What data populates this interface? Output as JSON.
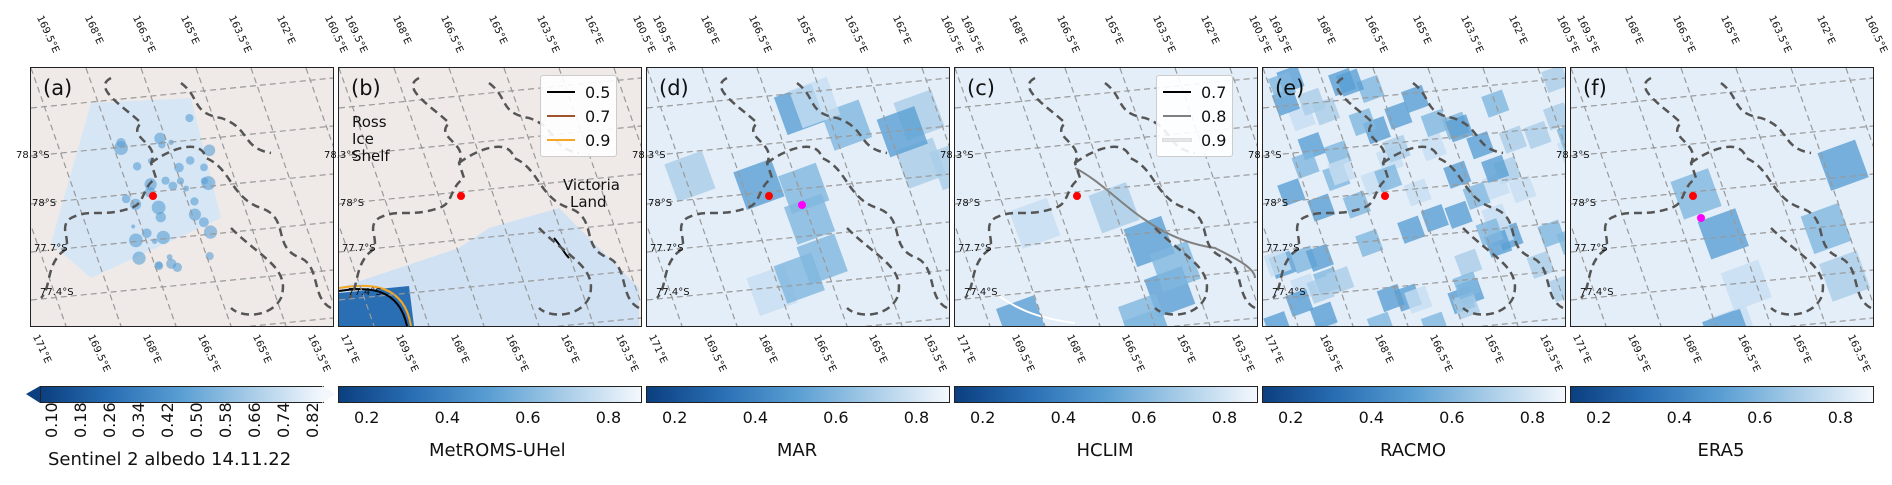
{
  "panels": [
    {
      "id": "a",
      "label": "(a)",
      "cbar_title": "Sentinel 2 albedo 14.11.22",
      "cbar_ticks": [
        "0.10",
        "0.18",
        "0.26",
        "0.34",
        "0.42",
        "0.50",
        "0.58",
        "0.66",
        "0.74",
        "0.82"
      ]
    },
    {
      "id": "b",
      "label": "(b)",
      "cbar_title": "MetROMS-UHel",
      "cbar_ticks": [
        "0.2",
        "0.4",
        "0.6",
        "0.8"
      ],
      "legend": [
        {
          "label": "0.5",
          "color": "#000000"
        },
        {
          "label": "0.7",
          "color": "#a0522d"
        },
        {
          "label": "0.9",
          "color": "#f5a623"
        }
      ],
      "annotations": [
        "Ross",
        "Ice Shelf",
        "Victoria",
        "Land"
      ]
    },
    {
      "id": "d",
      "label": "(d)",
      "cbar_title": "MAR",
      "cbar_ticks": [
        "0.2",
        "0.4",
        "0.6",
        "0.8"
      ]
    },
    {
      "id": "c",
      "label": "(c)",
      "cbar_title": "HCLIM",
      "cbar_ticks": [
        "0.2",
        "0.4",
        "0.6",
        "0.8"
      ],
      "legend": [
        {
          "label": "0.7",
          "color": "#000000"
        },
        {
          "label": "0.8",
          "color": "#808080"
        },
        {
          "label": "0.9",
          "color": "#e6e6e6"
        }
      ]
    },
    {
      "id": "e",
      "label": "(e)",
      "cbar_title": "RACMO",
      "cbar_ticks": [
        "0.2",
        "0.4",
        "0.6",
        "0.8"
      ]
    },
    {
      "id": "f",
      "label": "(f)",
      "cbar_title": "ERA5",
      "cbar_ticks": [
        "0.2",
        "0.4",
        "0.6",
        "0.8"
      ]
    }
  ],
  "top_lon_ticks": [
    "169.5°E",
    "168°E",
    "166.5°E",
    "165°E",
    "163.5°E",
    "162°E",
    "160.5°E"
  ],
  "bottom_lon_ticks": [
    "171°E",
    "169.5°E",
    "168°E",
    "166.5°E",
    "165°E",
    "163.5°E"
  ],
  "lat_ticks": [
    "78.3°S",
    "78°S",
    "77.7°S",
    "77.4°S"
  ],
  "chart_data": {
    "type": "heatmap",
    "variable": "albedo",
    "subplots": [
      "Sentinel 2 albedo 14.11.22",
      "MetROMS-UHel",
      "MAR",
      "HCLIM",
      "RACMO",
      "ERA5"
    ],
    "colorbar_range": [
      0.1,
      0.9
    ],
    "colormap": "Blues_r",
    "markers": {
      "red_point": "#ff0000",
      "magenta_point": "#ff00ff"
    },
    "contours": {
      "MetROMS-UHel": [
        0.5,
        0.7,
        0.9
      ],
      "HCLIM": [
        0.7,
        0.8,
        0.9
      ]
    }
  }
}
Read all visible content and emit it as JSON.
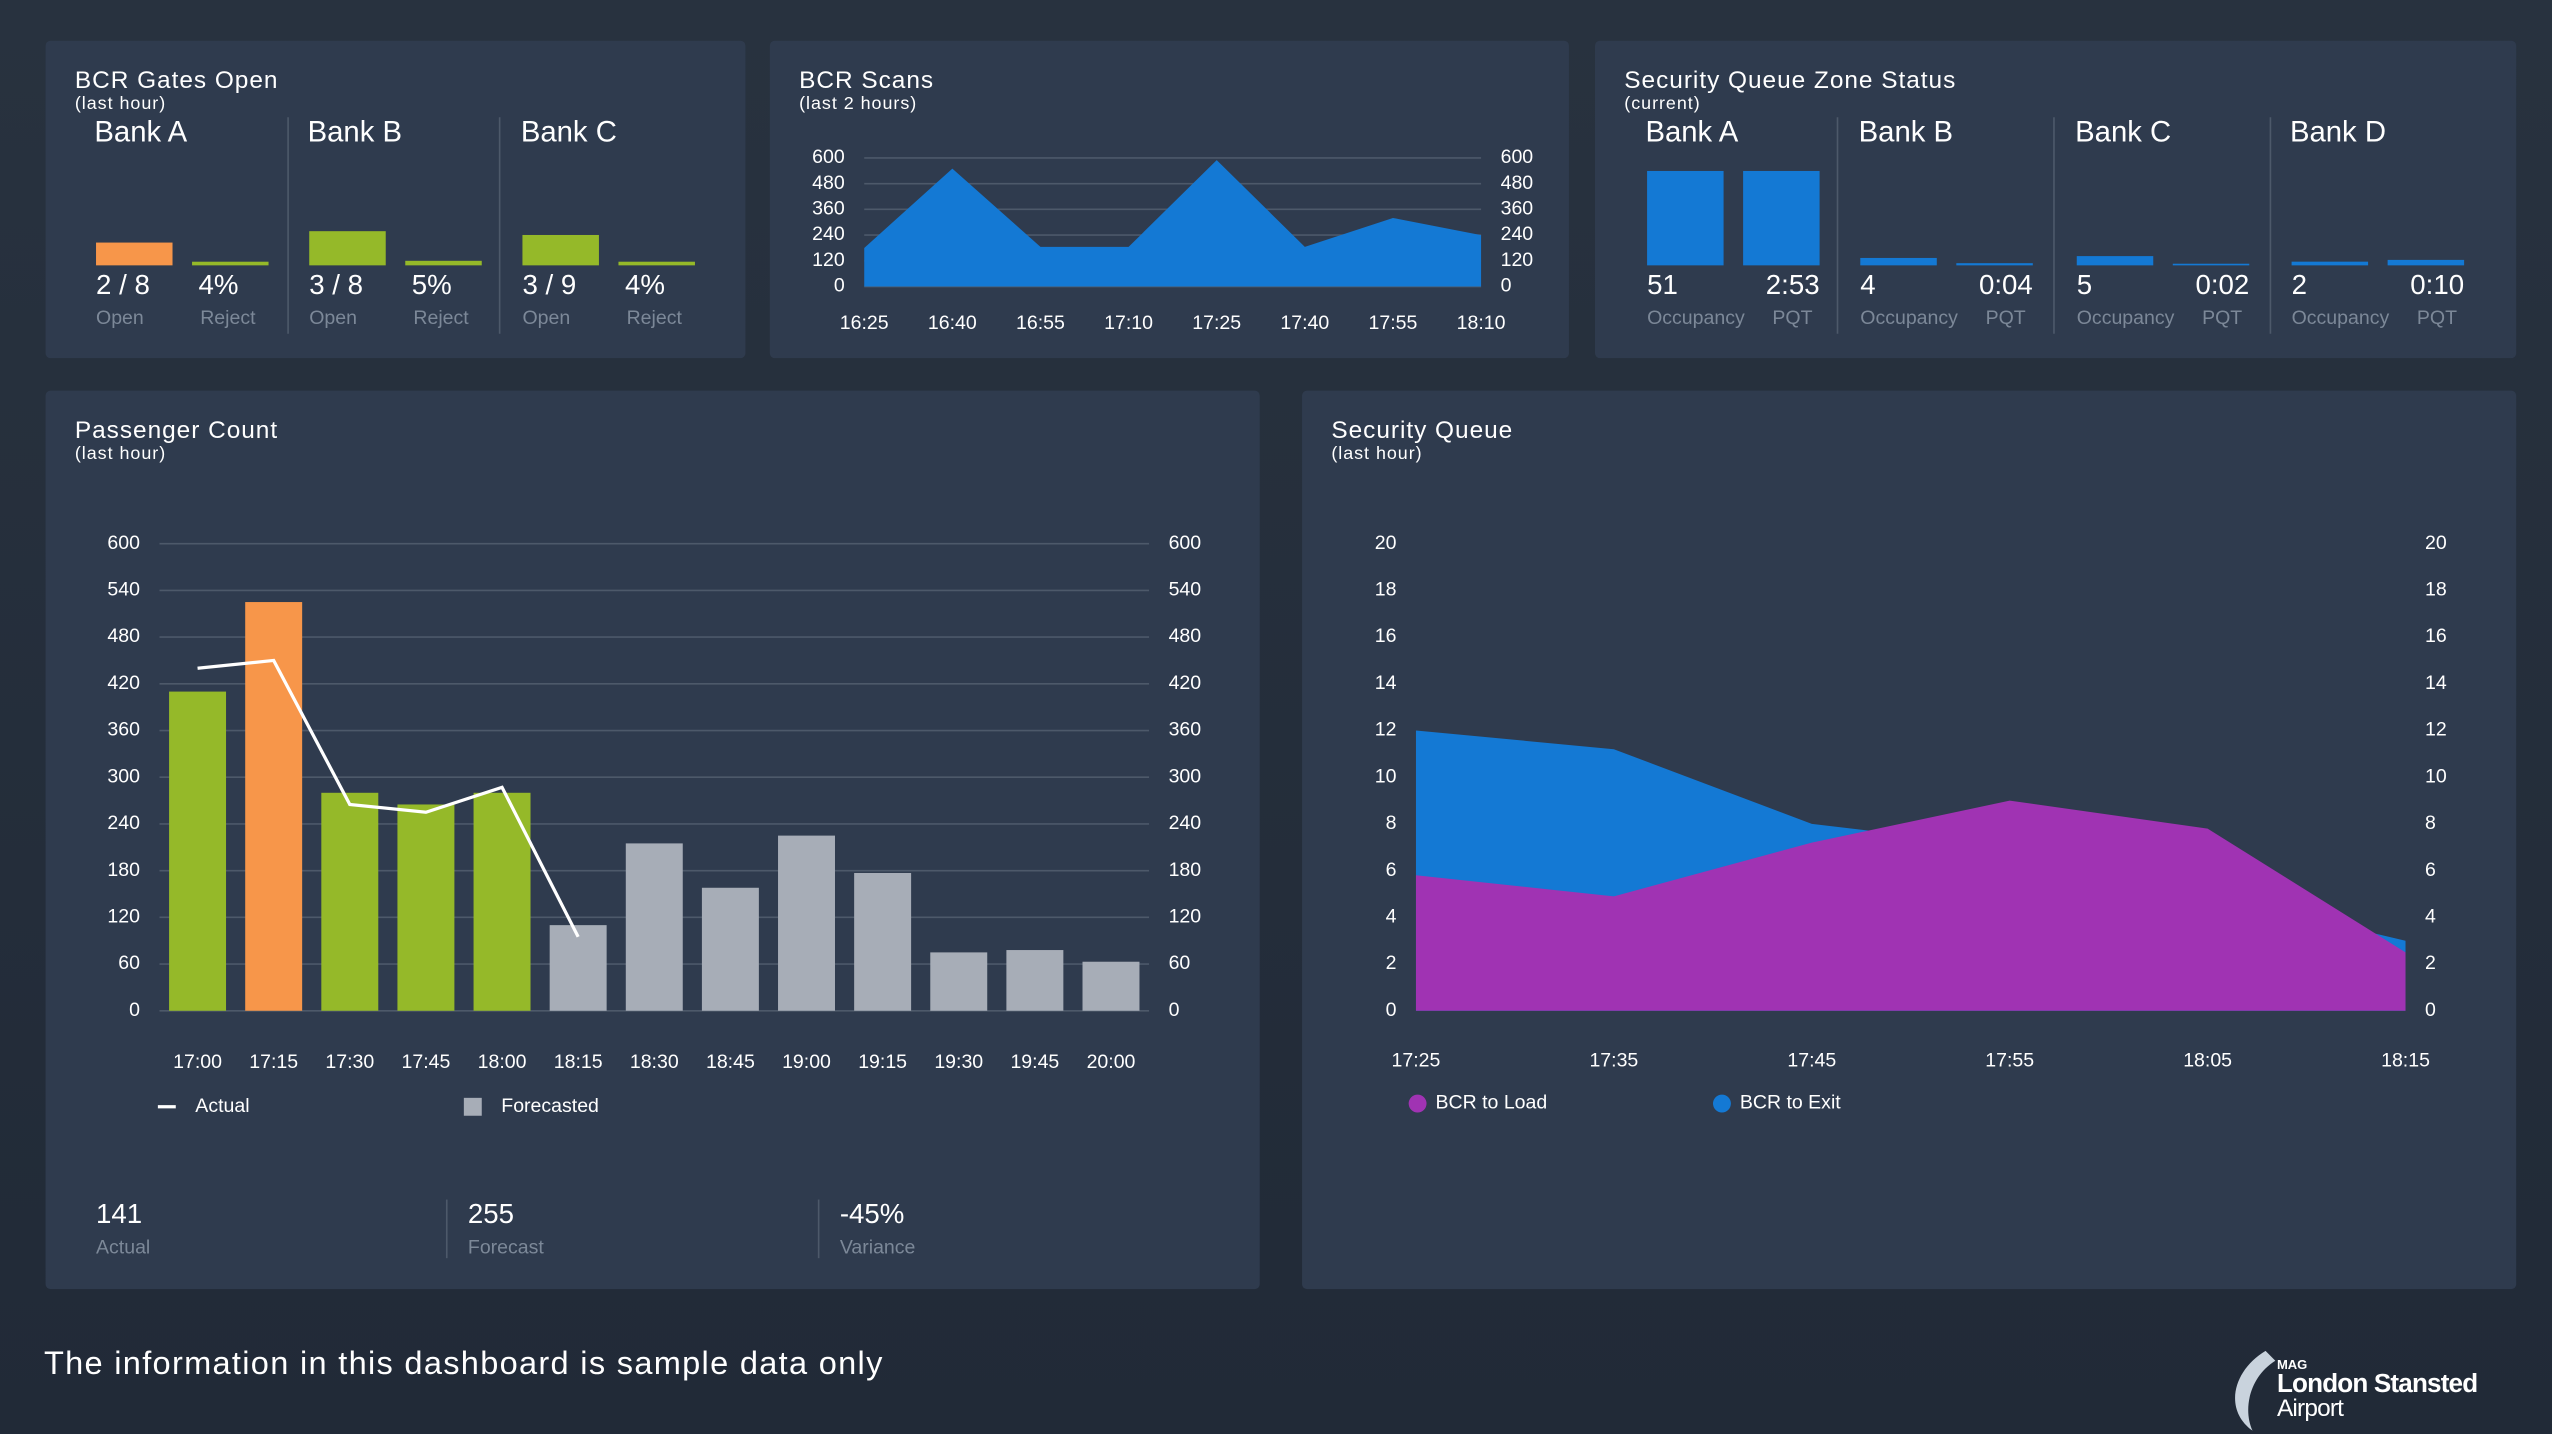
{
  "footer": "The information in this dashboard is sample data only",
  "logo": {
    "brand": "MAG",
    "name": "London Stansted",
    "sub": "Airport"
  },
  "chart_data": [
    {
      "type": "kpi",
      "title": "BCR Gates Open",
      "subtitle": "(last hour)",
      "groups": [
        {
          "name": "Bank A",
          "items": [
            {
              "value": 2,
              "total": 8,
              "value_label": "2 / 8",
              "label": "Open",
              "color": "#f7964a"
            },
            {
              "value": 4,
              "value_label": "4%",
              "label": "Reject",
              "color": "#95b929"
            }
          ]
        },
        {
          "name": "Bank B",
          "items": [
            {
              "value": 3,
              "total": 8,
              "value_label": "3 / 8",
              "label": "Open",
              "color": "#95b929"
            },
            {
              "value": 5,
              "value_label": "5%",
              "label": "Reject",
              "color": "#95b929"
            }
          ]
        },
        {
          "name": "Bank C",
          "items": [
            {
              "value": 3,
              "total": 9,
              "value_label": "3 / 9",
              "label": "Open",
              "color": "#95b929"
            },
            {
              "value": 4,
              "value_label": "4%",
              "label": "Reject",
              "color": "#95b929"
            }
          ]
        }
      ]
    },
    {
      "type": "area",
      "title": "BCR Scans",
      "subtitle": "(last 2 hours)",
      "categories": [
        "16:25",
        "16:40",
        "16:55",
        "17:10",
        "17:25",
        "17:40",
        "17:55",
        "18:10"
      ],
      "series": [
        {
          "name": "Scans",
          "color": "#1479d4",
          "values": [
            180,
            550,
            185,
            185,
            590,
            185,
            320,
            240
          ]
        }
      ],
      "ylim": [
        0,
        600
      ],
      "yticks": [
        0,
        120,
        240,
        360,
        480,
        600
      ],
      "y2ticks": [
        0,
        120,
        240,
        360,
        480,
        600
      ],
      "grid": true
    },
    {
      "type": "kpi",
      "title": "Security Queue Zone Status",
      "subtitle": "(current)",
      "groups": [
        {
          "name": "Bank A",
          "items": [
            {
              "value": 51,
              "label": "Occupancy",
              "color": "#1479d4"
            },
            {
              "value": 173,
              "value_label": "2:53",
              "label": "PQT",
              "color": "#1479d4"
            }
          ]
        },
        {
          "name": "Bank B",
          "items": [
            {
              "value": 4,
              "label": "Occupancy",
              "color": "#1479d4"
            },
            {
              "value": 4,
              "value_label": "0:04",
              "label": "PQT",
              "color": "#1479d4"
            }
          ]
        },
        {
          "name": "Bank C",
          "items": [
            {
              "value": 5,
              "label": "Occupancy",
              "color": "#1479d4"
            },
            {
              "value": 2,
              "value_label": "0:02",
              "label": "PQT",
              "color": "#1479d4"
            }
          ]
        },
        {
          "name": "Bank D",
          "items": [
            {
              "value": 2,
              "label": "Occupancy",
              "color": "#1479d4"
            },
            {
              "value": 10,
              "value_label": "0:10",
              "label": "PQT",
              "color": "#1479d4"
            }
          ]
        }
      ]
    },
    {
      "type": "bar",
      "title": "Passenger Count",
      "subtitle": "(last hour)",
      "categories": [
        "17:00",
        "17:15",
        "17:30",
        "17:45",
        "18:00",
        "18:15",
        "18:30",
        "18:45",
        "19:00",
        "19:15",
        "19:30",
        "19:45",
        "20:00"
      ],
      "series": [
        {
          "name": "Forecasted",
          "type": "bar",
          "color": "#a7adb7",
          "values": [
            410,
            525,
            280,
            265,
            280,
            110,
            215,
            158,
            225,
            177,
            75,
            78,
            63
          ],
          "colors": [
            "#95b929",
            "#f7964a",
            "#95b929",
            "#95b929",
            "#95b929",
            "#a7adb7",
            "#a7adb7",
            "#a7adb7",
            "#a7adb7",
            "#a7adb7",
            "#a7adb7",
            "#a7adb7",
            "#a7adb7"
          ]
        },
        {
          "name": "Actual",
          "type": "line",
          "color": "#ffffff",
          "values": [
            440,
            450,
            265,
            255,
            287,
            95,
            null,
            null,
            null,
            null,
            null,
            null,
            null
          ]
        }
      ],
      "ylim": [
        0,
        600
      ],
      "yticks": [
        0,
        60,
        120,
        180,
        240,
        300,
        360,
        420,
        480,
        540,
        600
      ],
      "y2ticks": [
        0,
        60,
        120,
        180,
        240,
        300,
        360,
        420,
        480,
        540,
        600
      ],
      "grid": true,
      "stats": [
        {
          "value": 141,
          "label": "Actual"
        },
        {
          "value": 255,
          "label": "Forecast"
        },
        {
          "value": -45,
          "value_label": "-45%",
          "label": "Variance"
        }
      ]
    },
    {
      "type": "area",
      "title": "Security Queue",
      "subtitle": "(last hour)",
      "categories": [
        "17:25",
        "17:35",
        "17:45",
        "17:55",
        "18:05",
        "18:15"
      ],
      "series": [
        {
          "name": "BCR to Load",
          "color": "#a033b3",
          "values": [
            5.8,
            4.9,
            7.2,
            9.0,
            7.8,
            2.5
          ]
        },
        {
          "name": "BCR to Exit",
          "color": "#1479d4",
          "values": [
            12,
            11.2,
            8,
            7,
            5,
            3
          ]
        }
      ],
      "ylim": [
        0,
        20
      ],
      "yticks": [
        0,
        2,
        4,
        6,
        8,
        10,
        12,
        14,
        16,
        18,
        20
      ],
      "y2ticks": [
        0,
        2,
        4,
        6,
        8,
        10,
        12,
        14,
        16,
        18,
        20
      ],
      "grid": false,
      "legend": true
    }
  ]
}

····················

## What you have to do:
Gather each line of the listing containing the word "Sentinel" and show it.

## Completed task:
      "cbar_title": "Sentinel 2 albedo 14.11.22",
      "Sentinel 2 albedo 14.11.22",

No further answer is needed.